(Directions for this task): Return, unchanged, the lines that run from the start of the material through the line containing "y-tick-label-5: 5% bbox=[70, 875, 106, 903]", including both ends.

(Material for this exercise):

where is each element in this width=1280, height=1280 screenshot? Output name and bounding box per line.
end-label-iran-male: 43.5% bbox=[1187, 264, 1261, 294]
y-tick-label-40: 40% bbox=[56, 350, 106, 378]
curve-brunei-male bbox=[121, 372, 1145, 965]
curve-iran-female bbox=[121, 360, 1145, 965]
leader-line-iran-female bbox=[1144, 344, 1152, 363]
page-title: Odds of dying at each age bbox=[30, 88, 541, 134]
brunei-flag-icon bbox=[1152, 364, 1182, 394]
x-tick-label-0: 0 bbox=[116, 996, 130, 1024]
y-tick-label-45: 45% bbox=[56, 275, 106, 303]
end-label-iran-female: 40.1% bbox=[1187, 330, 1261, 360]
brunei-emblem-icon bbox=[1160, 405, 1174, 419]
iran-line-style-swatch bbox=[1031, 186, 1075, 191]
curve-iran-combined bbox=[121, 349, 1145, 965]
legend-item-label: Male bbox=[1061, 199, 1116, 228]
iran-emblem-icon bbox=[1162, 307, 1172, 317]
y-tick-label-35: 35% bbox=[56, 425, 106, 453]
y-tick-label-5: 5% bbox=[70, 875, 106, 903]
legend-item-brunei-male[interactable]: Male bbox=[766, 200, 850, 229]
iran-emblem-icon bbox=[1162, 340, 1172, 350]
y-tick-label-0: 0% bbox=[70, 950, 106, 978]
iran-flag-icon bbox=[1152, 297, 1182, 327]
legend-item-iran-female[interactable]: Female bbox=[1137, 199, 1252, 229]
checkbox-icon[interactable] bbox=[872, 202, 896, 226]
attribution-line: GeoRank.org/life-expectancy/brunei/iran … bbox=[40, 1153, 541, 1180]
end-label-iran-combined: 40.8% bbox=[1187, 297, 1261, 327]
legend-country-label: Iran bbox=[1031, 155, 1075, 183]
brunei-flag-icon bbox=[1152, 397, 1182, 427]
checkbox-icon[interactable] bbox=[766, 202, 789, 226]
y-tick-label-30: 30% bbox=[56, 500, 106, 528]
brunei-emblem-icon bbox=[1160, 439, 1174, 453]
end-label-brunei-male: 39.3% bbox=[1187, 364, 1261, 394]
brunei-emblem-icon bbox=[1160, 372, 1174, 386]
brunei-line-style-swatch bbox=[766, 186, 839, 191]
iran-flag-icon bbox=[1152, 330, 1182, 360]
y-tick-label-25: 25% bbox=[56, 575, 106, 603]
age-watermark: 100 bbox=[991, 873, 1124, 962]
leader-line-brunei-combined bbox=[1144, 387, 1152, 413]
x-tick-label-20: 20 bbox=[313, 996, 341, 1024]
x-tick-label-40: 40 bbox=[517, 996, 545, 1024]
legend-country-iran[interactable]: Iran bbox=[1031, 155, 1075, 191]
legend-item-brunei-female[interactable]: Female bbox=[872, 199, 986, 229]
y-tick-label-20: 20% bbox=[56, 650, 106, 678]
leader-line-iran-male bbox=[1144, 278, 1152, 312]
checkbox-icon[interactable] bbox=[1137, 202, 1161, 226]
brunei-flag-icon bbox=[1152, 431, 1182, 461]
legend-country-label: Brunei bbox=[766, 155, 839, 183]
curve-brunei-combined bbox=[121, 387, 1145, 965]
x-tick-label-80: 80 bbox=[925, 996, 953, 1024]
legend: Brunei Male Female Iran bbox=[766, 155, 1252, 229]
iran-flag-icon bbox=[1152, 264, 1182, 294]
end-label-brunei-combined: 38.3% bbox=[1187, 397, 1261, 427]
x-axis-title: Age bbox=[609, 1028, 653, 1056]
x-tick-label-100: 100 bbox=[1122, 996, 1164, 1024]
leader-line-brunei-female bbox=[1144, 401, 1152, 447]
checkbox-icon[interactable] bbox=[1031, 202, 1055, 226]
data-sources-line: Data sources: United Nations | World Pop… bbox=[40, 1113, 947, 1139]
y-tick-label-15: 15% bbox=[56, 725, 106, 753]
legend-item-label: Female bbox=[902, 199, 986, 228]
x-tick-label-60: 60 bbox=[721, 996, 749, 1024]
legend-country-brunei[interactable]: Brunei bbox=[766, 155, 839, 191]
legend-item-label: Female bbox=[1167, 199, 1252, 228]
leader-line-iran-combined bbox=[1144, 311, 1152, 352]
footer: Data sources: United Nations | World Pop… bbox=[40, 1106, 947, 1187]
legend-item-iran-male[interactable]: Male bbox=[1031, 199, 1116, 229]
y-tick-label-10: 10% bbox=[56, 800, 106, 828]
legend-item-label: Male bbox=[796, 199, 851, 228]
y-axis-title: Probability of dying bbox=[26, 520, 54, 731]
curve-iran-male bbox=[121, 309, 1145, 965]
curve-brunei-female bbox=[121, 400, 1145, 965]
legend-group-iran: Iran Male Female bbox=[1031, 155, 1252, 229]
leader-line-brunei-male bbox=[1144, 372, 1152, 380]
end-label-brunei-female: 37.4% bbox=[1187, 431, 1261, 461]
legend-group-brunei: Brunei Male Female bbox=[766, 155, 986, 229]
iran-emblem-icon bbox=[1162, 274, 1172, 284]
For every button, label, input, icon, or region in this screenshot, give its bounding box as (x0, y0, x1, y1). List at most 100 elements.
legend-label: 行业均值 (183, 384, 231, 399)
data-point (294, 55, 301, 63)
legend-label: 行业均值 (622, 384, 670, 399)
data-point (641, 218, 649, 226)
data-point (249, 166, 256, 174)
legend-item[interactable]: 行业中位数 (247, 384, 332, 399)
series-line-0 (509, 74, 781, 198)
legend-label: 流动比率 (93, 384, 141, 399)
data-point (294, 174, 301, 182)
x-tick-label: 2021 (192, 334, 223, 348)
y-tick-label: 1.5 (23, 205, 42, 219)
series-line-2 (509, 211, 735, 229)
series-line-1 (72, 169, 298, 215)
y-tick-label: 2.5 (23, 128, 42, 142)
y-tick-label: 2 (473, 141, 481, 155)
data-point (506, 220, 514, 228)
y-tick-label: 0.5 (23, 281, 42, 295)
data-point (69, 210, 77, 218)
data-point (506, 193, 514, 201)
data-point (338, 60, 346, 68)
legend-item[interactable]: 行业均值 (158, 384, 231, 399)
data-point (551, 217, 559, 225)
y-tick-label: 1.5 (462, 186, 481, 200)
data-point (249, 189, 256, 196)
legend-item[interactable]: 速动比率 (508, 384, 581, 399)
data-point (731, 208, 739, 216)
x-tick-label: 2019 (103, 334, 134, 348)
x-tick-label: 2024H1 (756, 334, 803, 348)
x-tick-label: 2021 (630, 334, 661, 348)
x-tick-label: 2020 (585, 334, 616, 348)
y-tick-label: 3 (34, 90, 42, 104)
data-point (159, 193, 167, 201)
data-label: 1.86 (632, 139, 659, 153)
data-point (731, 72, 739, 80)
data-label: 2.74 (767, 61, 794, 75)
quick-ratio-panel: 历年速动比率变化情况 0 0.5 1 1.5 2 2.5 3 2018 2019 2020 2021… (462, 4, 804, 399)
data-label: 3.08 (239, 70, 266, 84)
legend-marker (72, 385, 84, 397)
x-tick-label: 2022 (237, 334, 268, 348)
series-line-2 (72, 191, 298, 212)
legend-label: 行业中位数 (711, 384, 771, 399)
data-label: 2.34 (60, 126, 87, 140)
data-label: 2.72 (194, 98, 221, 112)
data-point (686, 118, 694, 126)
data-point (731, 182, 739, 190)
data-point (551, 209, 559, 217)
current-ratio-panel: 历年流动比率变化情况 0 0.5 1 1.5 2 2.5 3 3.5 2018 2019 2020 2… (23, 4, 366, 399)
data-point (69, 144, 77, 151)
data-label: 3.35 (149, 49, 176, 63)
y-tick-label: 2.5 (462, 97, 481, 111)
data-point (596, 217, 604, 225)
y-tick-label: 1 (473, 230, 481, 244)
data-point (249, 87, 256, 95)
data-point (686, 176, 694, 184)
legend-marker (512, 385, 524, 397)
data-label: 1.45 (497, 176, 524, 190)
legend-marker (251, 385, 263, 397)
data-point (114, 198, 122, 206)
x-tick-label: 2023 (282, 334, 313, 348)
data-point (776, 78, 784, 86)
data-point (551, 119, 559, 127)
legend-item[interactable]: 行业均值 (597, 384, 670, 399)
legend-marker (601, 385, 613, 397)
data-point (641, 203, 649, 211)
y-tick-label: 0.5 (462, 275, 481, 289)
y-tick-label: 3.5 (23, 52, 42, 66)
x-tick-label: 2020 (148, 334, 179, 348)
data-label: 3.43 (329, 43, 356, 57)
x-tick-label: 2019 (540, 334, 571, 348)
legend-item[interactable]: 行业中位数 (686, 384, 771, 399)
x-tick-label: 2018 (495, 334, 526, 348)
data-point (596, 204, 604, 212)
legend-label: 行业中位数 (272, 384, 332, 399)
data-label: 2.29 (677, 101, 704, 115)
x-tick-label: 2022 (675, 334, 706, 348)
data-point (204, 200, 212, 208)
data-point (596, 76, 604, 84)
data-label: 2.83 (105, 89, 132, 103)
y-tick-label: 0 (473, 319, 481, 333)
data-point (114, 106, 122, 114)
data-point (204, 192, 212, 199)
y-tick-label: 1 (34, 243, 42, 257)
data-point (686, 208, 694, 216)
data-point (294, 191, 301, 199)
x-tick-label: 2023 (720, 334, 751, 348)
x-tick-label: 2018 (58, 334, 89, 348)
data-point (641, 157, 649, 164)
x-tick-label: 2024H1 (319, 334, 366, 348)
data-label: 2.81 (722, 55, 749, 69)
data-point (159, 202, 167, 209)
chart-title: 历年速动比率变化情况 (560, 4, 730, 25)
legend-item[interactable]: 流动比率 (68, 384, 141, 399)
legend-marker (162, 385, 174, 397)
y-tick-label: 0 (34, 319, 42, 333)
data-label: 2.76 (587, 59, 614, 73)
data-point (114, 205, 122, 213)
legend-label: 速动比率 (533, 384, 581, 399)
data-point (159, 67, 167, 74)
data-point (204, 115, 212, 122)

(Task output):
where is each element in this width=1280, height=1280 screenshot? Output name and bounding box per line.
end-label-iran-male: 43.5% bbox=[1187, 264, 1261, 294]
y-tick-label-40: 40% bbox=[56, 350, 106, 378]
curve-brunei-male bbox=[121, 372, 1145, 965]
curve-iran-female bbox=[121, 360, 1145, 965]
leader-line-iran-female bbox=[1144, 344, 1152, 363]
page-title: Odds of dying at each age bbox=[30, 88, 541, 134]
brunei-flag-icon bbox=[1152, 364, 1182, 394]
x-tick-label-0: 0 bbox=[116, 996, 130, 1024]
y-tick-label-45: 45% bbox=[56, 275, 106, 303]
end-label-iran-female: 40.1% bbox=[1187, 330, 1261, 360]
brunei-emblem-icon bbox=[1160, 405, 1174, 419]
iran-line-style-swatch bbox=[1031, 186, 1075, 191]
curve-iran-combined bbox=[121, 349, 1145, 965]
legend-item-label: Male bbox=[1061, 199, 1116, 228]
iran-emblem-icon bbox=[1162, 307, 1172, 317]
y-tick-label-35: 35% bbox=[56, 425, 106, 453]
y-tick-label-5: 5% bbox=[70, 875, 106, 903]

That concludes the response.